TEXT BLOCK
—————

Gilliam County is considered a 'childcare desert' for the Infant/Toddler age group, with regulated childcare slots only available for 21% of children between 0-2 years of age. Preschool numbers are slightly better, with regulated childcare slots available for 36% of children.


According to the Center for American Progress, a child care desert is defined as a ZIP code with at least 30 children under the age of 5 and either no child care centers or so few centers that there are more than three times as many children under age 5 as there are spaces in centers. At one of Gilliam County’s three regulated providers, it is not uncommon for families to place their infant on the waitlist and only obtain a slot when that child turns 3 and is eligible for preschool.


Nearly 80% of children under 6 in Gilliam County have both parents – or their single parent – employed and average childcare costs for a toddler in Gilliam County are more than 26% of a minimum wage salary. The US Department of Health and Human Services defines childcare as affordable if it costs no more than 7% of a family’s income.


Enter Community ROCKit. Community ROCKit is a 90-day roadmap for asset mapping and community engagement designed to help identify potential partnerships, resources, community capacity, and action steps that can be applied to pressing issues like the shortage of childcare. Gilliam County is the fifth Oregon location to participate in Community ROCKit, and the first to use the process to address childcare availability and affordability issues.


“A contact of mine from Umatilla County had participated in the Community ROCKit process, which they used to identify mental health solutions, and recommended Gilliam County as a good fit for the program,” said Farrar Campbell.

—————

COMPLETE THE FOLLOWING
1) Return, word for word, the part of the text on Gilliam County's childcare shortage that begins at the words "According to the" and stops after "a family’s income.".
2) Resume writing the text on Gilliam County's childcare shortage, starting right after its last sentence.
The items come from a different source than the text on Gilliam County's childcare shortage.

—————

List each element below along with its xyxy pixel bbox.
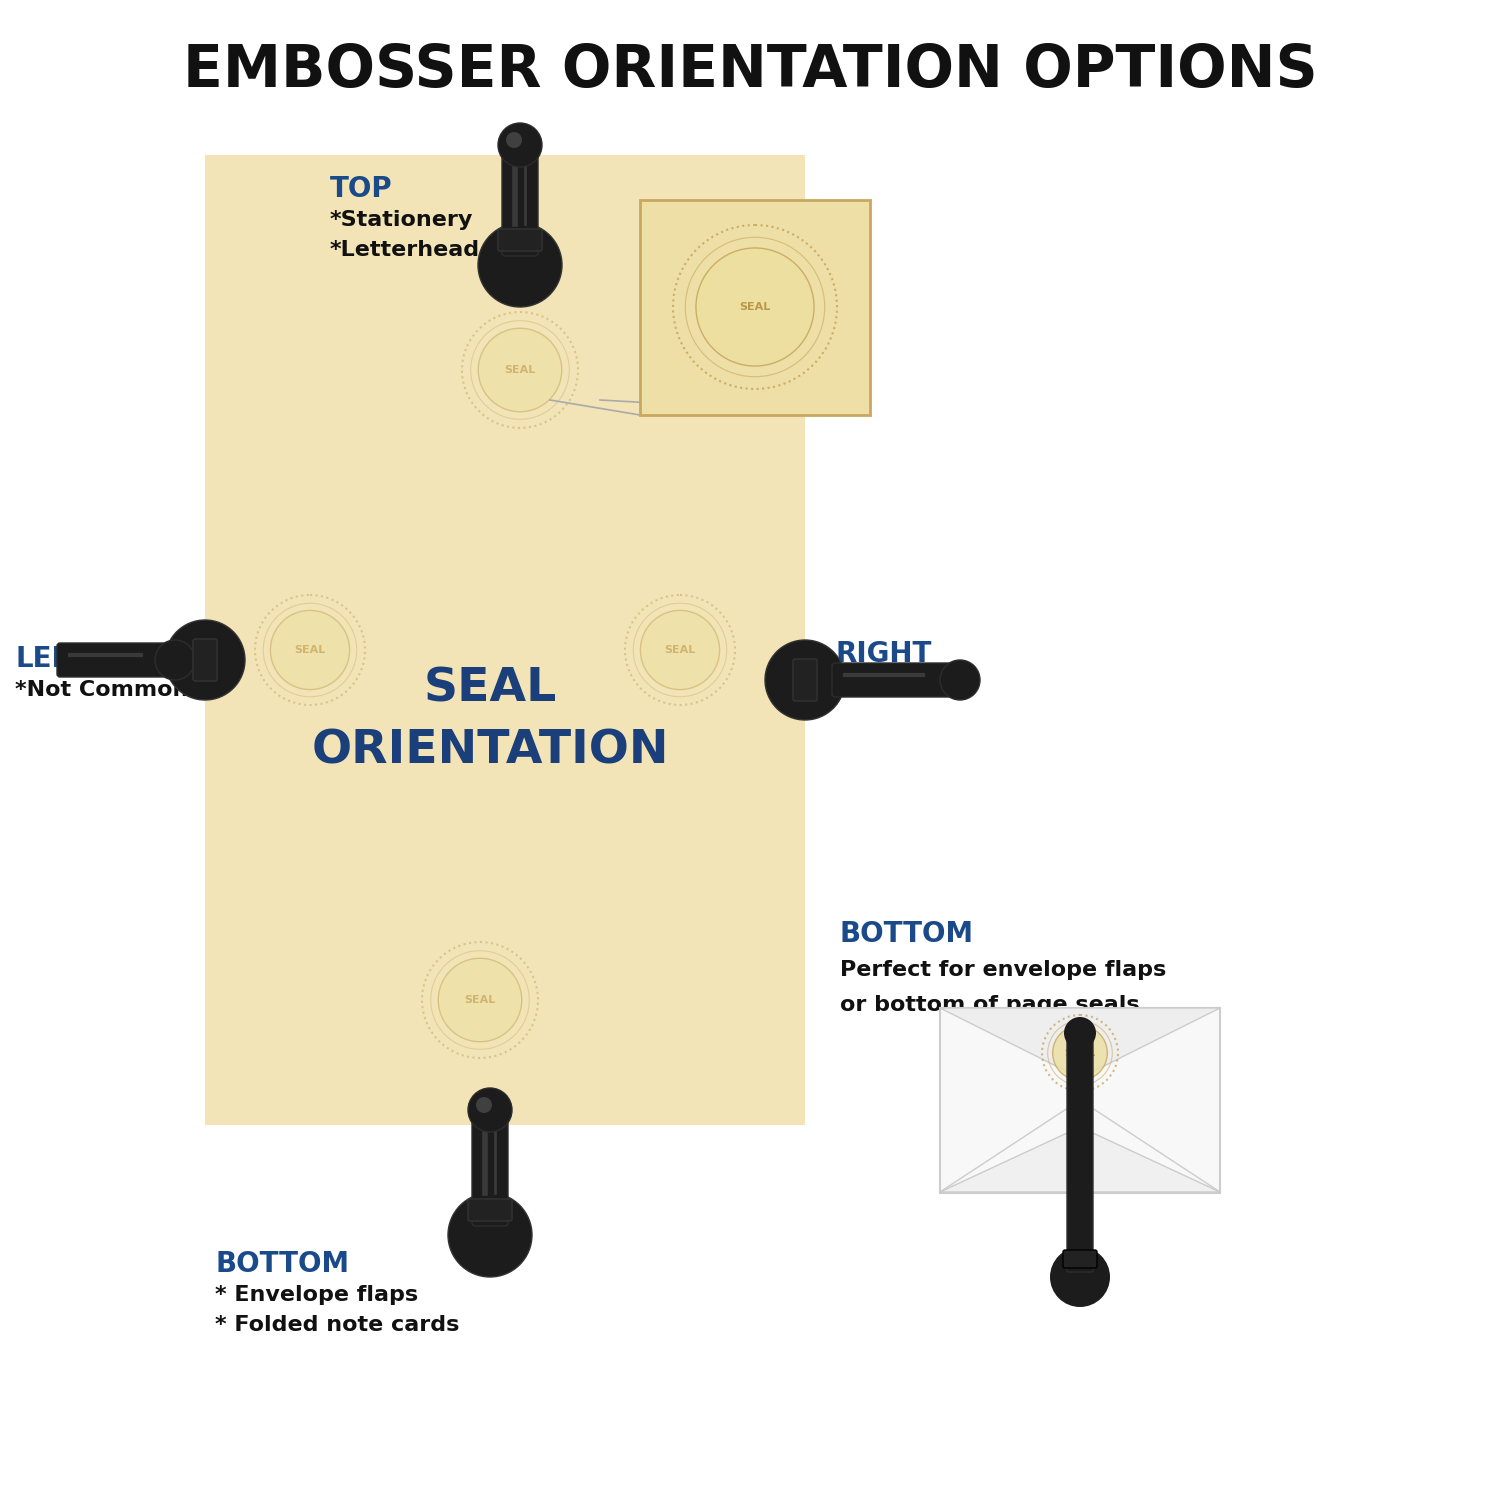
FancyBboxPatch shape bbox=[794, 658, 818, 700]
Text: or bottom of page seals: or bottom of page seals bbox=[840, 994, 1140, 1016]
Text: SEAL
ORIENTATION: SEAL ORIENTATION bbox=[312, 666, 669, 774]
Bar bbox=[640, 200, 870, 416]
Circle shape bbox=[165, 620, 244, 701]
Text: * Book page: * Book page bbox=[836, 675, 972, 694]
Text: *Stationery: *Stationery bbox=[330, 210, 474, 230]
Text: BOTTOM: BOTTOM bbox=[840, 920, 974, 948]
Text: *Not Common: *Not Common bbox=[15, 680, 189, 700]
Text: RIGHT: RIGHT bbox=[836, 640, 932, 668]
Circle shape bbox=[476, 1096, 492, 1113]
Circle shape bbox=[640, 610, 720, 690]
Circle shape bbox=[468, 1088, 512, 1132]
FancyBboxPatch shape bbox=[57, 644, 178, 676]
Circle shape bbox=[1053, 1026, 1107, 1080]
Text: Perfect for envelope flaps: Perfect for envelope flaps bbox=[840, 960, 1167, 980]
Text: * Folded note cards: * Folded note cards bbox=[214, 1316, 459, 1335]
Circle shape bbox=[498, 123, 542, 166]
Circle shape bbox=[765, 640, 844, 720]
Circle shape bbox=[940, 660, 980, 700]
Polygon shape bbox=[940, 1008, 1220, 1078]
Circle shape bbox=[448, 1192, 532, 1276]
Text: EMBOSSER ORIENTATION OPTIONS: EMBOSSER ORIENTATION OPTIONS bbox=[183, 42, 1317, 99]
Text: SEAL: SEAL bbox=[504, 364, 536, 375]
FancyBboxPatch shape bbox=[833, 663, 963, 698]
Circle shape bbox=[506, 132, 522, 148]
FancyBboxPatch shape bbox=[194, 639, 217, 681]
Circle shape bbox=[154, 640, 195, 680]
Circle shape bbox=[478, 224, 562, 308]
Text: TOP: TOP bbox=[330, 176, 393, 202]
Text: LEFT: LEFT bbox=[15, 645, 90, 674]
FancyBboxPatch shape bbox=[1064, 1250, 1096, 1268]
Text: SEAL: SEAL bbox=[465, 994, 495, 1005]
Circle shape bbox=[478, 328, 562, 412]
Text: * Envelope flaps: * Envelope flaps bbox=[214, 1286, 418, 1305]
Circle shape bbox=[696, 248, 814, 366]
Polygon shape bbox=[940, 1126, 1220, 1192]
FancyBboxPatch shape bbox=[472, 1102, 508, 1226]
Bar bbox=[206, 154, 806, 1125]
Circle shape bbox=[270, 610, 350, 690]
Circle shape bbox=[1064, 1017, 1096, 1048]
FancyBboxPatch shape bbox=[1066, 1030, 1094, 1272]
Circle shape bbox=[438, 958, 522, 1042]
Text: BOTTOM: BOTTOM bbox=[214, 1250, 350, 1278]
Text: *Letterhead: *Letterhead bbox=[330, 240, 480, 260]
Text: SEAL: SEAL bbox=[294, 645, 326, 656]
FancyBboxPatch shape bbox=[503, 136, 538, 256]
Text: SEAL: SEAL bbox=[664, 645, 696, 656]
Circle shape bbox=[1050, 1246, 1110, 1306]
FancyBboxPatch shape bbox=[468, 1198, 512, 1221]
Bar bbox=[940, 1008, 1220, 1192]
Text: SEAL: SEAL bbox=[1065, 1048, 1095, 1058]
FancyBboxPatch shape bbox=[498, 230, 542, 251]
Text: SEAL: SEAL bbox=[740, 302, 771, 312]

—————

ANSWERS BELOW
1)
According to the Center for American Progress, a child care desert is defined as a ZIP code with at least 30 children under the age of 5 and either no child care centers or so few centers that there are more than three times as many children under age 5 as there are spaces in centers. At one of Gilliam County’s three regulated providers, it is not uncommon for families to place their infant on the waitlist and only obtain a slot when that child turns 3 and is eligible for preschool.


Nearly 80% of children under 6 in Gilliam County have both parents – or their single parent – employed and average childcare costs for a toddler in Gilliam County are more than 26% of a minimum wage salary. The US Department of Health and Human Services defines childcare as affordable if it costs no more than 7% of a family’s income.

2)
“I knew childcare was a major issue for our community, and we were also at a time of transition – our school districts recently hired new superintendents and the leadership of many of the childcare centers was also changing hands. The timing felt almost meant to be,” she said.

Gilliam County is one of the smallest Oregon counties by population, with nearly 2,000 individuals residing within its borders. Their mission for Community ROCKit: Generate vibrant solutions to expand and stabilize childcare access in Gilliam County, focusing first on children from birth to five years old.


“When you are a small community with limited resources, it’s most productive to look at – and our residents are used to coming up with - creative solutions using the assets we have,” said Farrar Campbell.

“If people see that, through this process, a lot can be done with what we already have available, then that will open them up to additional possibilities. It’s early on, but we are already hearing a lot of energy and excitement from participants. I’m hopeful that will carry throughout the process and enable us to expand our focus from children aged 0-5 to school-aged and after school care as well.”


What would success look like?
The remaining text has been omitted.